## Items from a figure collection
• • •
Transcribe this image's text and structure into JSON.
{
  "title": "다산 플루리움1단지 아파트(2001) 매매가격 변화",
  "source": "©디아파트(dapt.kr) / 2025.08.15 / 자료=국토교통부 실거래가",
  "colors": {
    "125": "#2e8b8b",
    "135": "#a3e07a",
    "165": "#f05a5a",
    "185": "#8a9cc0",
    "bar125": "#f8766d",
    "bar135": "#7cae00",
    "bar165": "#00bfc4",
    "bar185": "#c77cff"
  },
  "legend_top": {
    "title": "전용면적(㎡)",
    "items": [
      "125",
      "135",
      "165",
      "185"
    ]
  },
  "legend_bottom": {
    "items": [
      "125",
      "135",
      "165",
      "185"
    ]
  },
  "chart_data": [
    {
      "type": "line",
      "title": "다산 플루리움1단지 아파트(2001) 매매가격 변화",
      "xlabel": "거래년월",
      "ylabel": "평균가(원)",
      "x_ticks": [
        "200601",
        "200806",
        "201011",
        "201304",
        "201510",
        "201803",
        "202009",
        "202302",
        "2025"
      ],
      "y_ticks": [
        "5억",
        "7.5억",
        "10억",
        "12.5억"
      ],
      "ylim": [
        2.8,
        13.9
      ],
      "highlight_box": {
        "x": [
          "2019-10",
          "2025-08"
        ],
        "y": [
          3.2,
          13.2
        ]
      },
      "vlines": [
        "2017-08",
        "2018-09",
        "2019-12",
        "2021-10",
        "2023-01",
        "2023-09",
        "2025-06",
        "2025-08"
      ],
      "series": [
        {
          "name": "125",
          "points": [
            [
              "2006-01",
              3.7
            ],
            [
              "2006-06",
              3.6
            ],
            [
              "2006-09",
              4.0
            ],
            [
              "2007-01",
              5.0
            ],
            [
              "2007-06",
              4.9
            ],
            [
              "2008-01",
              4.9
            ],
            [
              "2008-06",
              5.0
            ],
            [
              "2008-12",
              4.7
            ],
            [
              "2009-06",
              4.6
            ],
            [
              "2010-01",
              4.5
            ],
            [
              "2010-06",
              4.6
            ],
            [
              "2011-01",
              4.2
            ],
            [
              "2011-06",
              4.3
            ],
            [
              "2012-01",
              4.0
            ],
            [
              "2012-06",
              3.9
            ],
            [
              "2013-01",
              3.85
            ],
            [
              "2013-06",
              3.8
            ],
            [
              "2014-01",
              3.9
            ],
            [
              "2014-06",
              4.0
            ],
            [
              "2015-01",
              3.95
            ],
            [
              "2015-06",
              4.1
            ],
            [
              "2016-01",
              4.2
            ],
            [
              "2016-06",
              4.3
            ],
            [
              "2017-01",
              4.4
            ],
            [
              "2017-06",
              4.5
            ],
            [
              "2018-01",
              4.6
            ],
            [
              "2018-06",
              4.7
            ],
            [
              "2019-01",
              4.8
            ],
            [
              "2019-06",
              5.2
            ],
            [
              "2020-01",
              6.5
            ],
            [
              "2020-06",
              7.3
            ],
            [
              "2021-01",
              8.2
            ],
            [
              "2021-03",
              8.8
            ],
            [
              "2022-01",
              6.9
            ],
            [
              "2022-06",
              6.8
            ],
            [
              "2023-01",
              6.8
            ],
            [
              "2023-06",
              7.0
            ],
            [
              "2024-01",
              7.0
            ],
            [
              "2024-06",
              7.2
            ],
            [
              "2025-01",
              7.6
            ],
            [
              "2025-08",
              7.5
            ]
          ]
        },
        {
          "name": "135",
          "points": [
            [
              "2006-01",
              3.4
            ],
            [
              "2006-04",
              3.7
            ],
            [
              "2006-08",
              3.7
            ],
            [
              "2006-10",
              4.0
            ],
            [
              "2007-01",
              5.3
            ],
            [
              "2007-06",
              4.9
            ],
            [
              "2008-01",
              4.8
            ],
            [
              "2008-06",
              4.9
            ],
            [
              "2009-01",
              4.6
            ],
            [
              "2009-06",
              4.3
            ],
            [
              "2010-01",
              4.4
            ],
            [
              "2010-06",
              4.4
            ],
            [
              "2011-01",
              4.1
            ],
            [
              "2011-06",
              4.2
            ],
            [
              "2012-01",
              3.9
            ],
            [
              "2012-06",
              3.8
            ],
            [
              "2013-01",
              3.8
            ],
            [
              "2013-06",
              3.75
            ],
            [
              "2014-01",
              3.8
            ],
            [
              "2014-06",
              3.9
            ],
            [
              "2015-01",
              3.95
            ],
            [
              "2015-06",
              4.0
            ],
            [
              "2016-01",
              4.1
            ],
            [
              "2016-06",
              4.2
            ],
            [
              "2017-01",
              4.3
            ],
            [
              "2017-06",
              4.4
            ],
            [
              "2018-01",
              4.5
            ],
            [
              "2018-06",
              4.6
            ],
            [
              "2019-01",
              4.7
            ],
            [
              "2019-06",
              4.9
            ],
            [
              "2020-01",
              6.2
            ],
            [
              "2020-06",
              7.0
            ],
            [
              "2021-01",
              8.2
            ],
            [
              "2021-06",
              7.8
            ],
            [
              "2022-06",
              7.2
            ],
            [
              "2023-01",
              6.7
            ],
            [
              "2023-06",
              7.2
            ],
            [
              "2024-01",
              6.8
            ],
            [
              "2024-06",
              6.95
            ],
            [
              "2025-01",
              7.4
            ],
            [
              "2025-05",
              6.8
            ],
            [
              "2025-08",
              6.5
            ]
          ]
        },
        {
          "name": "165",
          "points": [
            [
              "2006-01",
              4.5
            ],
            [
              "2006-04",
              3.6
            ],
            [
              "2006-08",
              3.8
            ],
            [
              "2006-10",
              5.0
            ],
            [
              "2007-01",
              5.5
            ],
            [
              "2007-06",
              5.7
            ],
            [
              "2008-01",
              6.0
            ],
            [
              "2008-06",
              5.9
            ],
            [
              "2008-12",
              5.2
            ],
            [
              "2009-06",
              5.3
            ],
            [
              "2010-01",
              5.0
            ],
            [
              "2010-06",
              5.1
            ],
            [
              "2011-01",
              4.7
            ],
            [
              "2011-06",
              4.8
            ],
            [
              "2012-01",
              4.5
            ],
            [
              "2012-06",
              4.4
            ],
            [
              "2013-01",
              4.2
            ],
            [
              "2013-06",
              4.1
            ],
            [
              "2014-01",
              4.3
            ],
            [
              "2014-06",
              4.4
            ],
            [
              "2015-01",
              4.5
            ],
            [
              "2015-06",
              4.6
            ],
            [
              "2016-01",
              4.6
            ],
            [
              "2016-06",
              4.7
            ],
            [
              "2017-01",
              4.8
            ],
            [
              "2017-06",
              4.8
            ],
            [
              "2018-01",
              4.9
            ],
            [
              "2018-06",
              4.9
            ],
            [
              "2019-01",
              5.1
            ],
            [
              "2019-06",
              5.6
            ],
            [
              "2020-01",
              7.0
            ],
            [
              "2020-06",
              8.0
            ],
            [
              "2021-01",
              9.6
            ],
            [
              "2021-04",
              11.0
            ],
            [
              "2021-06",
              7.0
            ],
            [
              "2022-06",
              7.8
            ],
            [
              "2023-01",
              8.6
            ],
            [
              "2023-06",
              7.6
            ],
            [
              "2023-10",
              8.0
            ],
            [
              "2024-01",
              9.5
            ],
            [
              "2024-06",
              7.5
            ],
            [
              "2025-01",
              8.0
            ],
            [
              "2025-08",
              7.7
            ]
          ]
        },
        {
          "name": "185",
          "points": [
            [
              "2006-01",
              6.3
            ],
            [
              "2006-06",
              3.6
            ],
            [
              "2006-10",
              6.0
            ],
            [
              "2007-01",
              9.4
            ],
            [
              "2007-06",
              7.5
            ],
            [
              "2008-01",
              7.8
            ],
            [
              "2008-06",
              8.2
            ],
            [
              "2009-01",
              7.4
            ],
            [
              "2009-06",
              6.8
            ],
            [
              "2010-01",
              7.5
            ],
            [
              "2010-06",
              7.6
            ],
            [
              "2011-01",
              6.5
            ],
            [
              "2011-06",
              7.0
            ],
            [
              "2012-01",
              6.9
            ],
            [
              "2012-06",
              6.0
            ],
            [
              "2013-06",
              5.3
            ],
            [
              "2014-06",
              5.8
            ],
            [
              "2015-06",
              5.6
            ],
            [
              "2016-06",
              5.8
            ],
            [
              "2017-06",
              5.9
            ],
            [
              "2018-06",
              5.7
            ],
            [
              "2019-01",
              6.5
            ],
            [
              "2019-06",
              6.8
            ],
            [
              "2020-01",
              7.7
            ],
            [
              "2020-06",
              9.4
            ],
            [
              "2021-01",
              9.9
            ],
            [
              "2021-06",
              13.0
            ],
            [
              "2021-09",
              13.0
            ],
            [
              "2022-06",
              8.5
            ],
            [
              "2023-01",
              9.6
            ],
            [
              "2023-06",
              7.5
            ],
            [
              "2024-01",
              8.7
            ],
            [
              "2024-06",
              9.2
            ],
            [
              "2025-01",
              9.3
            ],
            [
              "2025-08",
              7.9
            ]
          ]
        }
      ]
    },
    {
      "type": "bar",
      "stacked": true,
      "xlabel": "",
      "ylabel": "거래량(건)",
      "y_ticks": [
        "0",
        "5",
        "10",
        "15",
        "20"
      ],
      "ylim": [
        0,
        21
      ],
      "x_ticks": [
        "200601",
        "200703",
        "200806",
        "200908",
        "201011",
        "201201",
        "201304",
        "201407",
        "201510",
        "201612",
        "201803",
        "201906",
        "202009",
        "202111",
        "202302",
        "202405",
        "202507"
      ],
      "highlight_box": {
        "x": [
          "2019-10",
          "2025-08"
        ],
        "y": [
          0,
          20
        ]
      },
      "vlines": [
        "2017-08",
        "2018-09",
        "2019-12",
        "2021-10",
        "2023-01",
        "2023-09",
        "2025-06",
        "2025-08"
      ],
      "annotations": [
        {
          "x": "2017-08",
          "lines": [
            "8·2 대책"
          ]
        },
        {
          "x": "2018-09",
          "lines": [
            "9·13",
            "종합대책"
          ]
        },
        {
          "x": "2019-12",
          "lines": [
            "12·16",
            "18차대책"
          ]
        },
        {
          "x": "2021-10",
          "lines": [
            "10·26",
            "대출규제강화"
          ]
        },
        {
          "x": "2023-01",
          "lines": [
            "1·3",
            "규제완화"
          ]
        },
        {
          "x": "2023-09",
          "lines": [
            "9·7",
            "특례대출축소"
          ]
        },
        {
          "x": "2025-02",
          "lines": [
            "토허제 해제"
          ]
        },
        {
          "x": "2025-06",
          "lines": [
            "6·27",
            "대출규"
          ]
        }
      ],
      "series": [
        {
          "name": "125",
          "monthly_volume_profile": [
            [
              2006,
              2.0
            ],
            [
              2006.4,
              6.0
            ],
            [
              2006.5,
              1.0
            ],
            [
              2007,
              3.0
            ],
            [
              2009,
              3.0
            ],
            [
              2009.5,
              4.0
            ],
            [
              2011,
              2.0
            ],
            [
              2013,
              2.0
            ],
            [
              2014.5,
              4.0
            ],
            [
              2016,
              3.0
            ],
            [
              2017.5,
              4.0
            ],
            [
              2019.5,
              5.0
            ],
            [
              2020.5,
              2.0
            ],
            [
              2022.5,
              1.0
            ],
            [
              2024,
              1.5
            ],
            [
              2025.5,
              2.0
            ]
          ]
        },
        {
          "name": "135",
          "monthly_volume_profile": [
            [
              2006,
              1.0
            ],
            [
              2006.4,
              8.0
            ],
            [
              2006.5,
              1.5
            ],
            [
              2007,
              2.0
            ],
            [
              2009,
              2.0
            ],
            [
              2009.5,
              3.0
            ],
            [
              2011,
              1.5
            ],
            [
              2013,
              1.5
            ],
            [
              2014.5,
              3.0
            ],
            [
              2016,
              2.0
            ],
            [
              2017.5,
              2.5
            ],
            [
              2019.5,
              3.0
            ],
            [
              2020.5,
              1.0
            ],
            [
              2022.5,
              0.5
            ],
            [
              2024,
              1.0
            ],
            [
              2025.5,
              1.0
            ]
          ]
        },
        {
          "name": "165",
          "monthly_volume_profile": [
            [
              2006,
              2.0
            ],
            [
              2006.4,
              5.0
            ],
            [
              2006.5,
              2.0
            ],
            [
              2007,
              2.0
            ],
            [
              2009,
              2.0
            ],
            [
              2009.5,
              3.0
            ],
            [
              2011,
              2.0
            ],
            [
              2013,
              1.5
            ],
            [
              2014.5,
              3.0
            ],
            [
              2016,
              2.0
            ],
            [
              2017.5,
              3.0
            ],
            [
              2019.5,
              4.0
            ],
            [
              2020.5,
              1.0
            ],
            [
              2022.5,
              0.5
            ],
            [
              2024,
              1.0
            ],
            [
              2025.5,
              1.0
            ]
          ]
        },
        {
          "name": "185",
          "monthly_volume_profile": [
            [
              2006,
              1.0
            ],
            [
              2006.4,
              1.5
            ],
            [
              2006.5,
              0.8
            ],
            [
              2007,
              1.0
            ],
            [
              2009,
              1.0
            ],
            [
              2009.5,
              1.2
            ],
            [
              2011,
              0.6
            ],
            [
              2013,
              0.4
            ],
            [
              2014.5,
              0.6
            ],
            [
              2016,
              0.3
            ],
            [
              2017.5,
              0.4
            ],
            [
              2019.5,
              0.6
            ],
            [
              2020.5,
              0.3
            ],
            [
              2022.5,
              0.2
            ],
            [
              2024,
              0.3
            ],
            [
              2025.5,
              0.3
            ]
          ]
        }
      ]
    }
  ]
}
• • •
Each line in the listing above that contains "매매가격" should be copied.

## Answer to this problem
  "title": "다산 플루리움1단지 아파트(2001) 매매가격 변화",
      "title": "다산 플루리움1단지 아파트(2001) 매매가격 변화",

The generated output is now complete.